*DATA EXTRACT*.
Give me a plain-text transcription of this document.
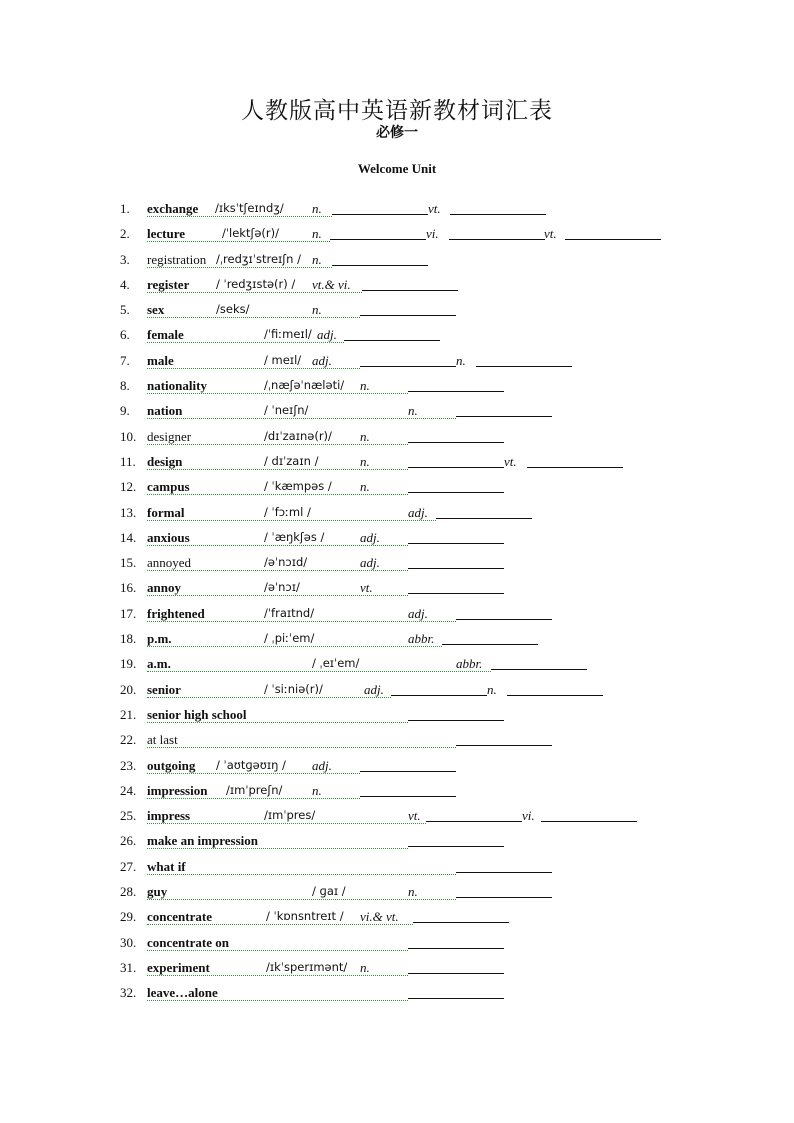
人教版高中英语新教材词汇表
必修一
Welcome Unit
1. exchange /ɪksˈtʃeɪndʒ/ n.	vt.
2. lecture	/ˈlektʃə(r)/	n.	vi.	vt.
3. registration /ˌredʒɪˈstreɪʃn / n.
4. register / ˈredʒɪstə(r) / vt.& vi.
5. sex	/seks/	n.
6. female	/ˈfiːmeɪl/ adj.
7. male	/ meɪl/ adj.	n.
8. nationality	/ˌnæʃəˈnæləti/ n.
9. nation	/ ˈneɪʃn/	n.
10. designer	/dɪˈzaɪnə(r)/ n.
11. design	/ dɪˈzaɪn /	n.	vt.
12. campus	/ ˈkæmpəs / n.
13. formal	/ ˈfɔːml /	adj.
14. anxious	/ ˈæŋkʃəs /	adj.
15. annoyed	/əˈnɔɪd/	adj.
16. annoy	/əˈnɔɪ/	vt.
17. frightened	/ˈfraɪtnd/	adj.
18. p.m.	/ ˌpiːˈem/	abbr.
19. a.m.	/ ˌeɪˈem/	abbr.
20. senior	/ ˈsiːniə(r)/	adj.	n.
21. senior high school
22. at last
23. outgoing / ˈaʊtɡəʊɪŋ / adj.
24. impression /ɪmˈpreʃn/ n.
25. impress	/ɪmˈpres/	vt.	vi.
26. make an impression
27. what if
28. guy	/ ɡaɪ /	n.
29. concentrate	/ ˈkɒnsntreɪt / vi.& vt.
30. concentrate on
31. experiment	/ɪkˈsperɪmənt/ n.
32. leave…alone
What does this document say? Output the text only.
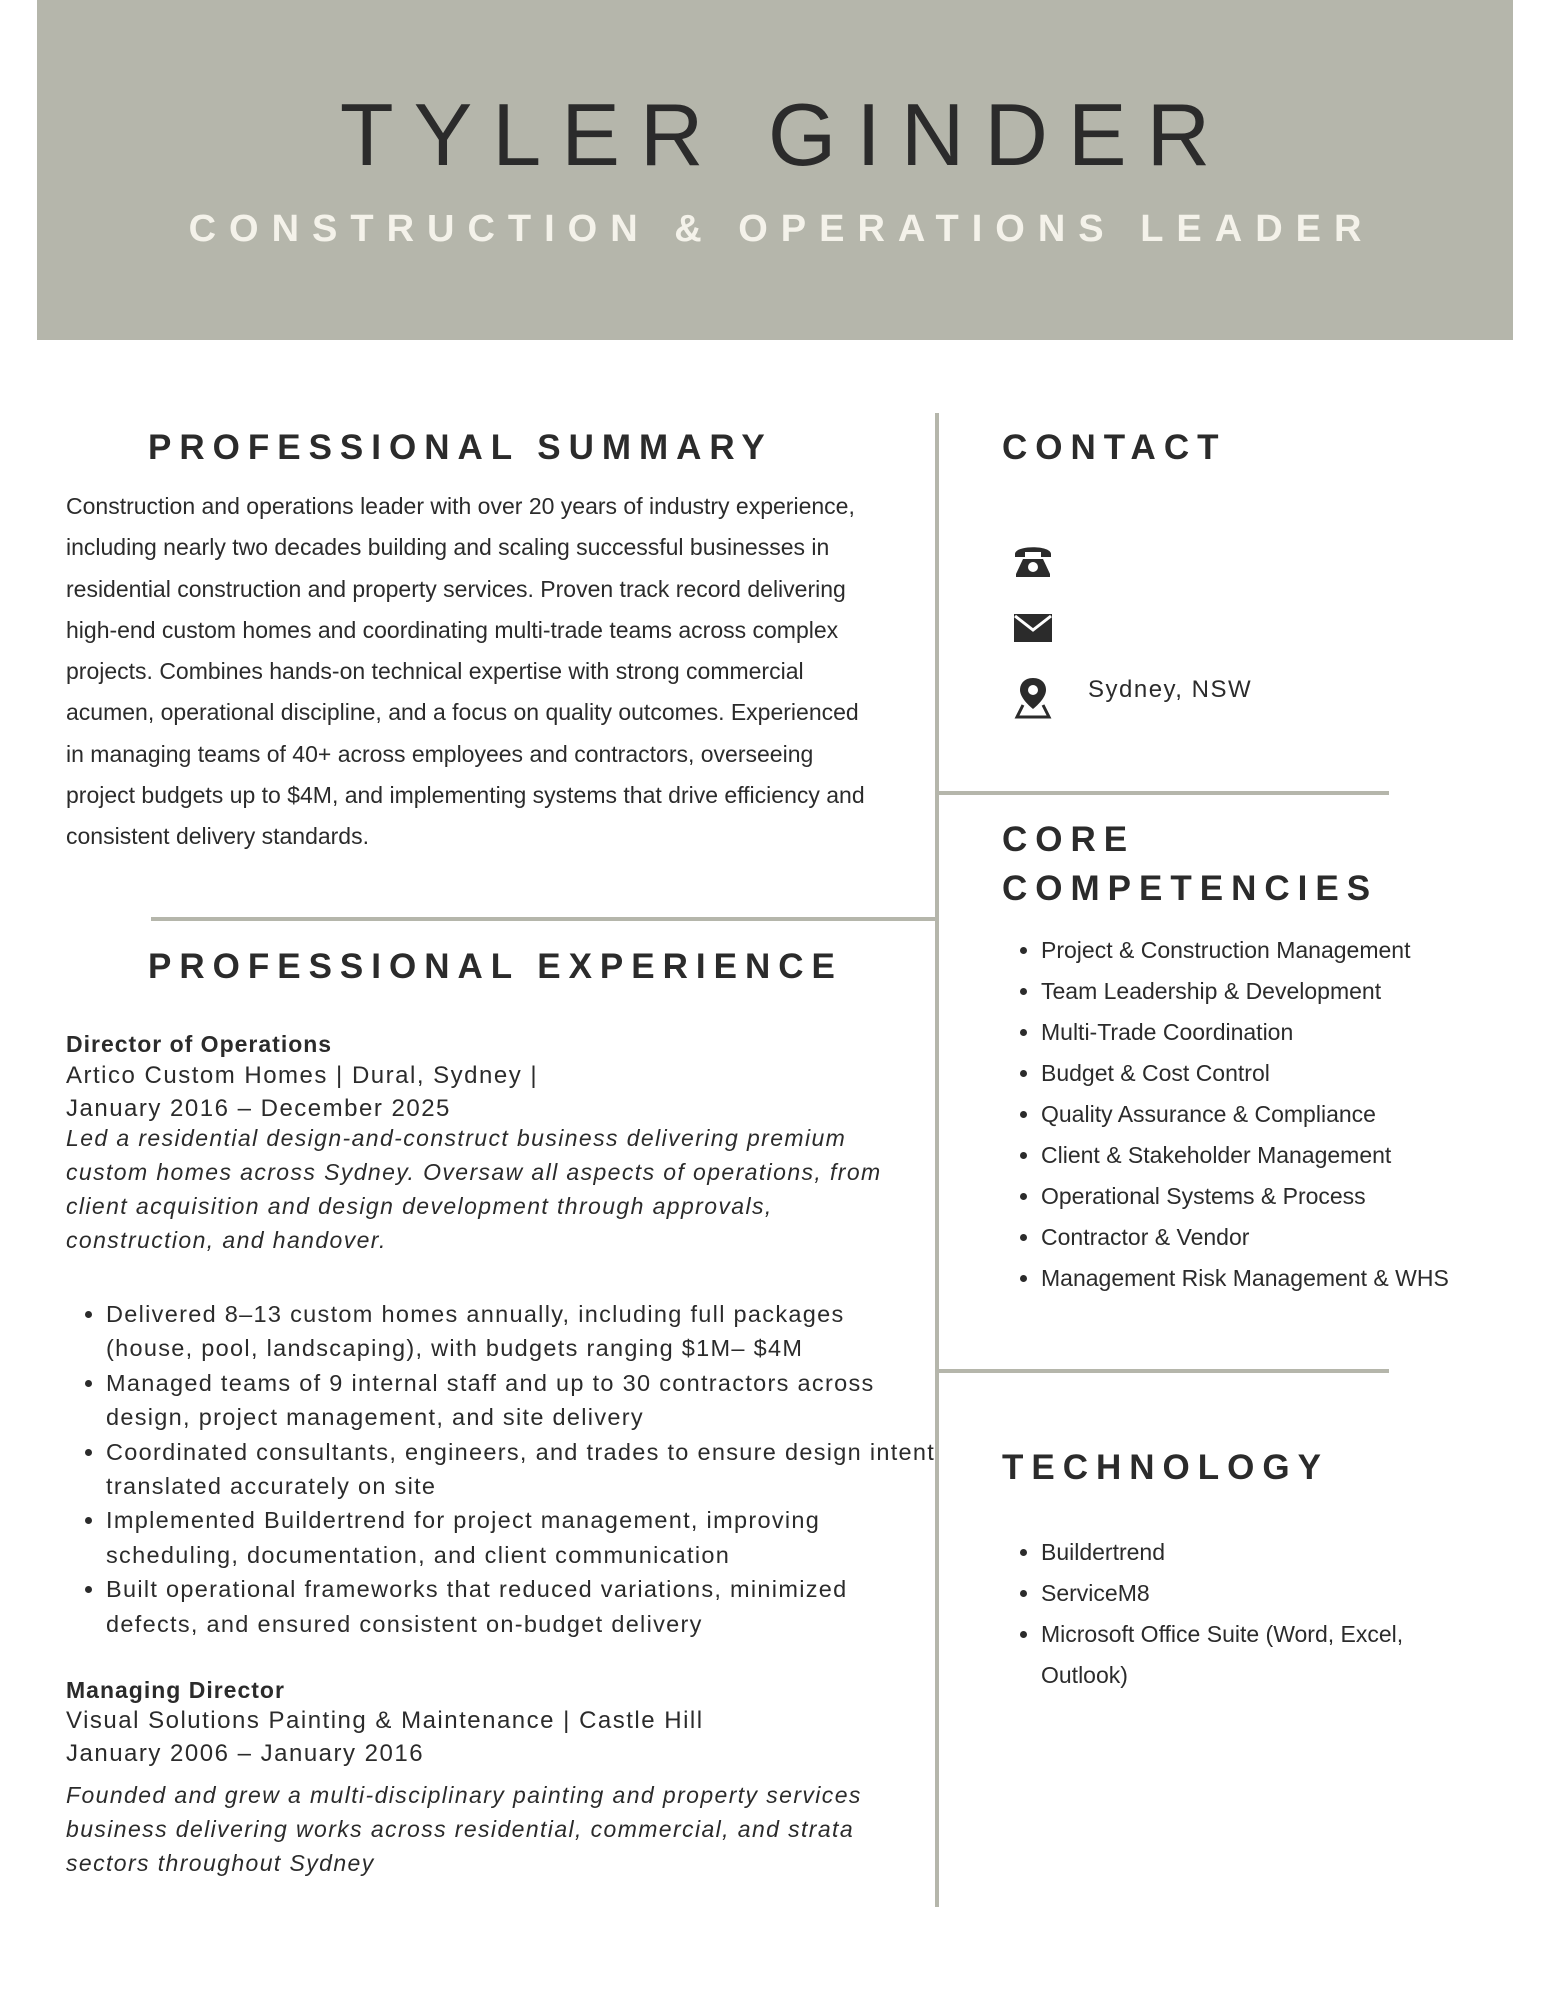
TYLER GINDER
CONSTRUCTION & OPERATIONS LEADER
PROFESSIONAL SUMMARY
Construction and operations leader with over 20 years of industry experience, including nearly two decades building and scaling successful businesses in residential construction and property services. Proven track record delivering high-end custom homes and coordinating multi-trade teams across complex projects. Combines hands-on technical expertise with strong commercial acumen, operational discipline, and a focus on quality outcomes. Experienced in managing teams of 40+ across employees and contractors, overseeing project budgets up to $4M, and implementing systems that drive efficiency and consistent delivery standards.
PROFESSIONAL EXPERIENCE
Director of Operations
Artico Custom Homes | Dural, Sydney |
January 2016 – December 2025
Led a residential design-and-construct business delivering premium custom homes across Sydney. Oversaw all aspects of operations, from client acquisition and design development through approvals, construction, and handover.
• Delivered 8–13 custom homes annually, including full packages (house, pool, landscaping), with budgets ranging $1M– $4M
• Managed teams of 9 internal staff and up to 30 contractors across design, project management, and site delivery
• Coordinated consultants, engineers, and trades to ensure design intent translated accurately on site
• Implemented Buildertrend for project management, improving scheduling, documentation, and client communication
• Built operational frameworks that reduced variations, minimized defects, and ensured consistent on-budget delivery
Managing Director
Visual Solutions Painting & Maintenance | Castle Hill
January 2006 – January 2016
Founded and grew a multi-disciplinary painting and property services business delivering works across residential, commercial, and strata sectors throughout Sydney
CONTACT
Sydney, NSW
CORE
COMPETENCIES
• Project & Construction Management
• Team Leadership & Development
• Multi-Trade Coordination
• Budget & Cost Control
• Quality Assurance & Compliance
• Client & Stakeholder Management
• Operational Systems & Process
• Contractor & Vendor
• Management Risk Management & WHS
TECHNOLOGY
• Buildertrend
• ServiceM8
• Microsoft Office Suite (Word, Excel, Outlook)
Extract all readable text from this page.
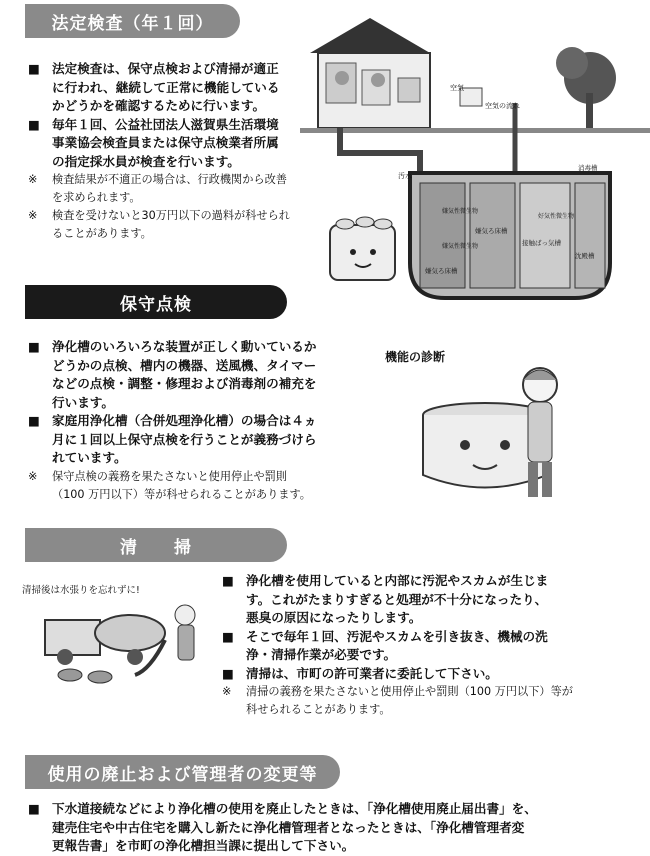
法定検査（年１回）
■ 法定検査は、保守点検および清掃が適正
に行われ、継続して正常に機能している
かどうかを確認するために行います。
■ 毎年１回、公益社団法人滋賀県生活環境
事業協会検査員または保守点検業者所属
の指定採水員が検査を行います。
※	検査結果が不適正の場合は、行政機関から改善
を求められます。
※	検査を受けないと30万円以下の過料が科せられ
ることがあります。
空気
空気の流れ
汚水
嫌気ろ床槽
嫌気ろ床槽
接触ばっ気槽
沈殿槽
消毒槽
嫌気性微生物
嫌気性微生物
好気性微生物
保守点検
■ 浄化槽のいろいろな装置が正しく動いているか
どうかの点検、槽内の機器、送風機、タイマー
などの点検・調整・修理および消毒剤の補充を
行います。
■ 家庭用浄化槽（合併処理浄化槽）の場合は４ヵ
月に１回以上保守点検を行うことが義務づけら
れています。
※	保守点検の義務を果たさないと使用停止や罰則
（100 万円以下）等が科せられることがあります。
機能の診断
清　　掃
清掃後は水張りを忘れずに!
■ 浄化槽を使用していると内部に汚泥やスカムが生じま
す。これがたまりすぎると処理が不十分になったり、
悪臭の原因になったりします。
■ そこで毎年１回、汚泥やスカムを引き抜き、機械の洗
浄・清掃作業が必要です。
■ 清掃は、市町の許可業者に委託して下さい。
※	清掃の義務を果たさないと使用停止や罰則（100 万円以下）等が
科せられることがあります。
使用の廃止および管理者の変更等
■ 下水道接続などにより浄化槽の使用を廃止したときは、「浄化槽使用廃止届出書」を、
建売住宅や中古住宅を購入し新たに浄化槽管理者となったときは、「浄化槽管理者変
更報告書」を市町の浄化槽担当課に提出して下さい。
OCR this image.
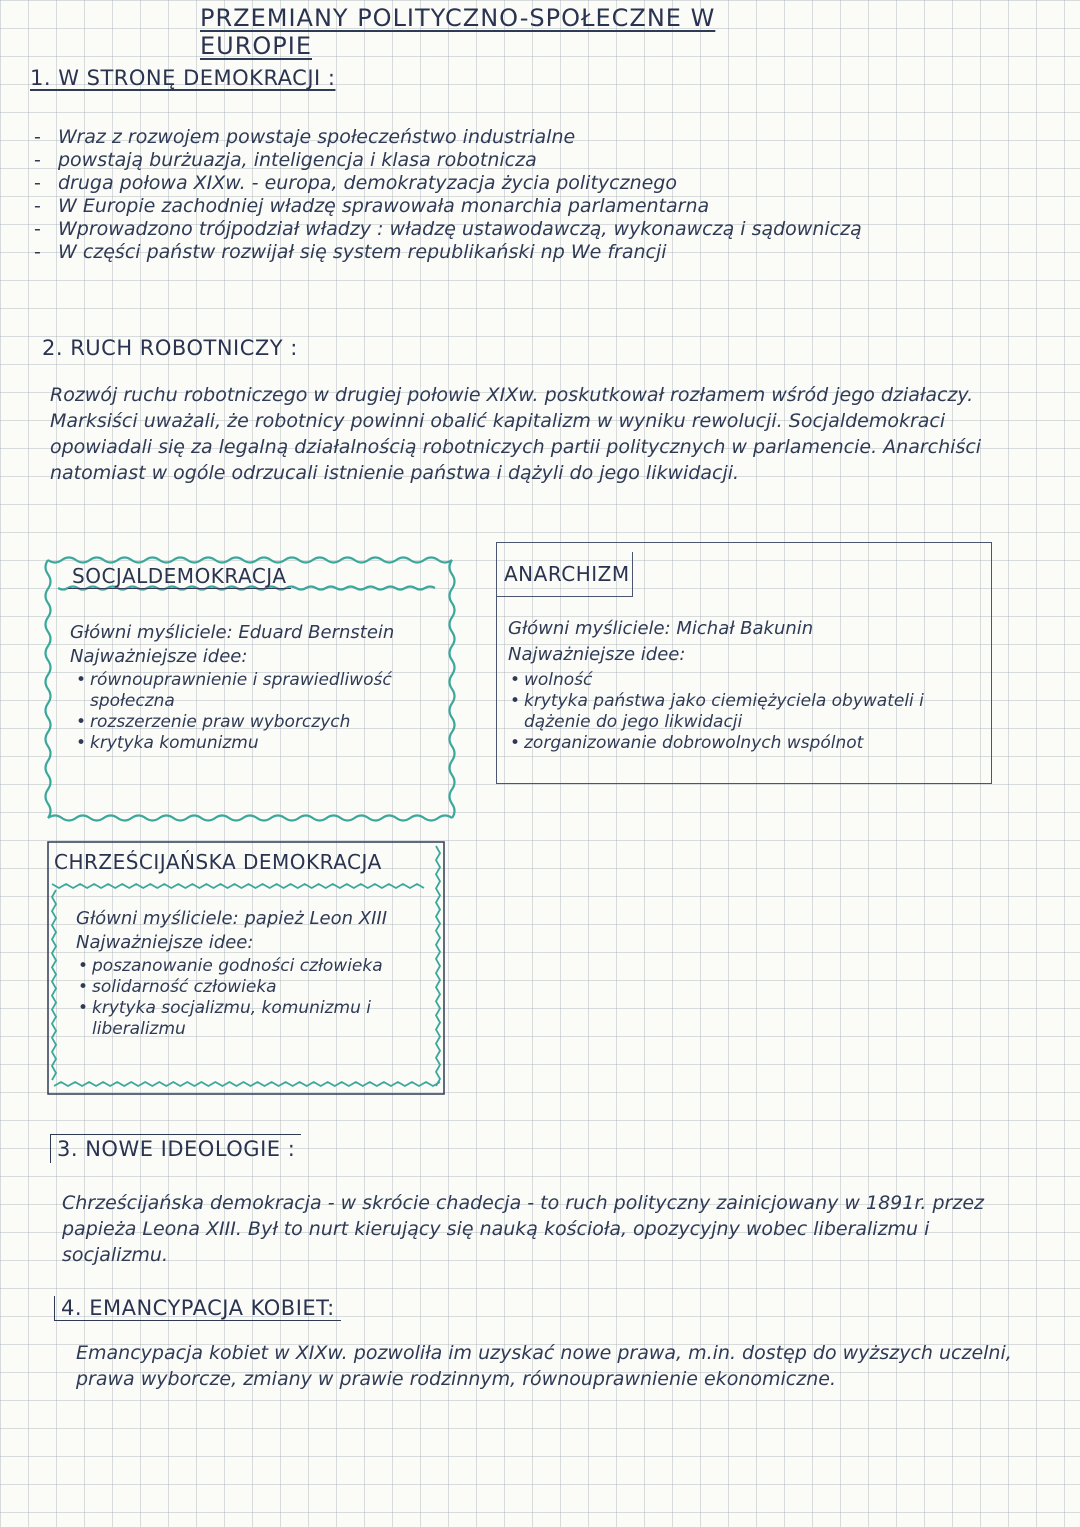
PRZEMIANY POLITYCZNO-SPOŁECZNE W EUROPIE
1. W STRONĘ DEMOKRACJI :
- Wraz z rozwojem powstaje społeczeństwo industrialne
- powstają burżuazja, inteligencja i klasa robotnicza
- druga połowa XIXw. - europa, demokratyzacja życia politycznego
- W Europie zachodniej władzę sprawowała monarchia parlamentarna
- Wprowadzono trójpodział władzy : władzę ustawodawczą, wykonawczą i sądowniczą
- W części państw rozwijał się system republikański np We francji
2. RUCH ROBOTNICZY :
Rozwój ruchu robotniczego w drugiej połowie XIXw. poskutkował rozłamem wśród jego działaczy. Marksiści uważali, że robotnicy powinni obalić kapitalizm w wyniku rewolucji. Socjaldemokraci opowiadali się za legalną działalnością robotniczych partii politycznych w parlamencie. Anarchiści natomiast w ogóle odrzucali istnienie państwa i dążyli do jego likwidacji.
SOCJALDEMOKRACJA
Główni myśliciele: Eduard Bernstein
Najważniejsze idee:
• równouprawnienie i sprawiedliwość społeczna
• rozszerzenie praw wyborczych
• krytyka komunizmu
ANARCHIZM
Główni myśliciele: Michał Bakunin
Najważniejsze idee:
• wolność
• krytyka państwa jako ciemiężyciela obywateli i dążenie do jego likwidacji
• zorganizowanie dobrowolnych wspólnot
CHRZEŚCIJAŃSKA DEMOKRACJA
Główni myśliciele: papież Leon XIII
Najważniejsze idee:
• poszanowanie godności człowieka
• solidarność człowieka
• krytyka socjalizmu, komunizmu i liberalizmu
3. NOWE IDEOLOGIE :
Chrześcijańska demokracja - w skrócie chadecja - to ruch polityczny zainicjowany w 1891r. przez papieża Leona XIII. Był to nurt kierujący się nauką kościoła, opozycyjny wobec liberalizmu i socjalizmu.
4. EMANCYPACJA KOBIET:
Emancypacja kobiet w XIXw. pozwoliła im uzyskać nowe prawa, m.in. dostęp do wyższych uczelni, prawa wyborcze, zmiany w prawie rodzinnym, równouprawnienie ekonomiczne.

*EXERCISE*. From the entries above, extract each line containing "człowieka".

*RESPONSE TO THE EXERCISE*.
• poszanowanie godności człowieka
• solidarność człowieka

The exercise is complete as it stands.